* _Problem to solve_
Each record below should appear again exactly as written.

(Records from a data source)
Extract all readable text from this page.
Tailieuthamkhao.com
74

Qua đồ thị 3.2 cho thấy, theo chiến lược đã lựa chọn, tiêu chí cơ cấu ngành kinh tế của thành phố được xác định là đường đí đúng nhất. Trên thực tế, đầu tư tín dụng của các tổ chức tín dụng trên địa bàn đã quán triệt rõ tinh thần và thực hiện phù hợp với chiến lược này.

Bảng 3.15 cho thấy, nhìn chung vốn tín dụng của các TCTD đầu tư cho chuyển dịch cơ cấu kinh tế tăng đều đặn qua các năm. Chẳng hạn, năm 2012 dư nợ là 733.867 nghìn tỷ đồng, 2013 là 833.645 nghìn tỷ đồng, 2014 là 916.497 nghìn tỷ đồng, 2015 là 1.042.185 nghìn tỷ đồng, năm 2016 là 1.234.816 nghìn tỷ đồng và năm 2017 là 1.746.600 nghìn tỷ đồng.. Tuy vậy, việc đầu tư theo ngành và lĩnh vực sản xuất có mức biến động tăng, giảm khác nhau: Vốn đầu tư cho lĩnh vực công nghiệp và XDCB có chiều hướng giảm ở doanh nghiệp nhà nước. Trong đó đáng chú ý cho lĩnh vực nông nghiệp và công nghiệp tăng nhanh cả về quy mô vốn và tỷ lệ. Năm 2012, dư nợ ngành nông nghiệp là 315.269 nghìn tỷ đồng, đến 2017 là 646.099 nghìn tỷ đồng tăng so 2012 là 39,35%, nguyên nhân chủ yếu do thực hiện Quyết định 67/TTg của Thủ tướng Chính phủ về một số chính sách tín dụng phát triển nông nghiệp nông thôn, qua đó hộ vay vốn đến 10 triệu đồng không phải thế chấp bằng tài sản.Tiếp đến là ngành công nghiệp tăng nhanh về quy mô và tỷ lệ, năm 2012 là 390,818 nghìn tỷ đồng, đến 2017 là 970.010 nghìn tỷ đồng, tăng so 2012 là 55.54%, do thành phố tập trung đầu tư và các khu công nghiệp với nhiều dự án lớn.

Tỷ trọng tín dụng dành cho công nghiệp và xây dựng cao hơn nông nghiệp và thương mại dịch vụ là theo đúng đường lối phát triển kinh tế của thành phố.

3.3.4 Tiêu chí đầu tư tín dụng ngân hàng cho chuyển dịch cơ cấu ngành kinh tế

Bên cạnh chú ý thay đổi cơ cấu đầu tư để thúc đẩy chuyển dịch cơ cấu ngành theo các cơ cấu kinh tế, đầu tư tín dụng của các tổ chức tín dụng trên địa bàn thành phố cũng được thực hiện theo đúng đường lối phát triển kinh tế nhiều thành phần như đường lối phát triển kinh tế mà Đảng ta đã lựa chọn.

* _The solution_
Extract all readable text from this page.
Tailieuthamkhao.com
74

Qua đồ thị 3.2 cho thấy, theo chiến lược đã lựa chọn, tiêu chí cơ cấu ngành kinh tế của thành phố được xác định là đường đí đúng nhất. Trên thực tế, đầu tư tín dụng của các tổ chức tín dụng trên địa bàn đã quán triệt rõ tinh thần và thực hiện phù hợp với chiến lược này.

Bảng 3.15 cho thấy, nhìn chung vốn tín dụng của các TCTD đầu tư cho chuyển dịch cơ cấu kinh tế tăng đều đặn qua các năm. Chẳng hạn, năm 2012 dư nợ là 733.867 nghìn tỷ đồng, 2013 là 833.645 nghìn tỷ đồng, 2014 là 916.497 nghìn tỷ đồng, 2015 là 1.042.185 nghìn tỷ đồng, năm 2016 là 1.234.816 nghìn tỷ đồng và năm 2017 là 1.746.600 nghìn tỷ đồng.. Tuy vậy, việc đầu tư theo ngành và lĩnh vực sản xuất có mức biến động tăng, giảm khác nhau: Vốn đầu tư cho lĩnh vực công nghiệp và XDCB có chiều hướng giảm ở doanh nghiệp nhà nước. Trong đó đáng chú ý cho lĩnh vực nông nghiệp và công nghiệp tăng nhanh cả về quy mô vốn và tỷ lệ. Năm 2012, dư nợ ngành nông nghiệp là 315.269 nghìn tỷ đồng, đến 2017 là 646.099 nghìn tỷ đồng tăng so 2012 là 39,35%, nguyên nhân chủ yếu do thực hiện Quyết định 67/TTg của Thủ tướng Chính phủ về một số chính sách tín dụng phát triển nông nghiệp nông thôn, qua đó hộ vay vốn đến 10 triệu đồng không phải thế chấp bằng tài sản.Tiếp đến là ngành công nghiệp tăng nhanh về quy mô và tỷ lệ, năm 2012 là 390,818 nghìn tỷ đồng, đến 2017 là 970.010 nghìn tỷ đồng, tăng so 2012 là 55.54%, do thành phố tập trung đầu tư và các khu công nghiệp với nhiều dự án lớn.

Tỷ trọng tín dụng dành cho công nghiệp và xây dựng cao hơn nông nghiệp và thương mại dịch vụ là theo đúng đường lối phát triển kinh tế của thành phố.

3.3.4 Tiêu chí đầu tư tín dụng ngân hàng cho chuyển dịch cơ cấu ngành kinh tế

Bên cạnh chú ý thay đổi cơ cấu đầu tư để thúc đẩy chuyển dịch cơ cấu ngành theo các cơ cấu kinh tế, đầu tư tín dụng của các tổ chức tín dụng trên địa bàn thành phố cũng được thực hiện theo đúng đường lối phát triển kinh tế nhiều thành phần như đường lối phát triển kinh tế mà Đảng ta đã lựa chọn.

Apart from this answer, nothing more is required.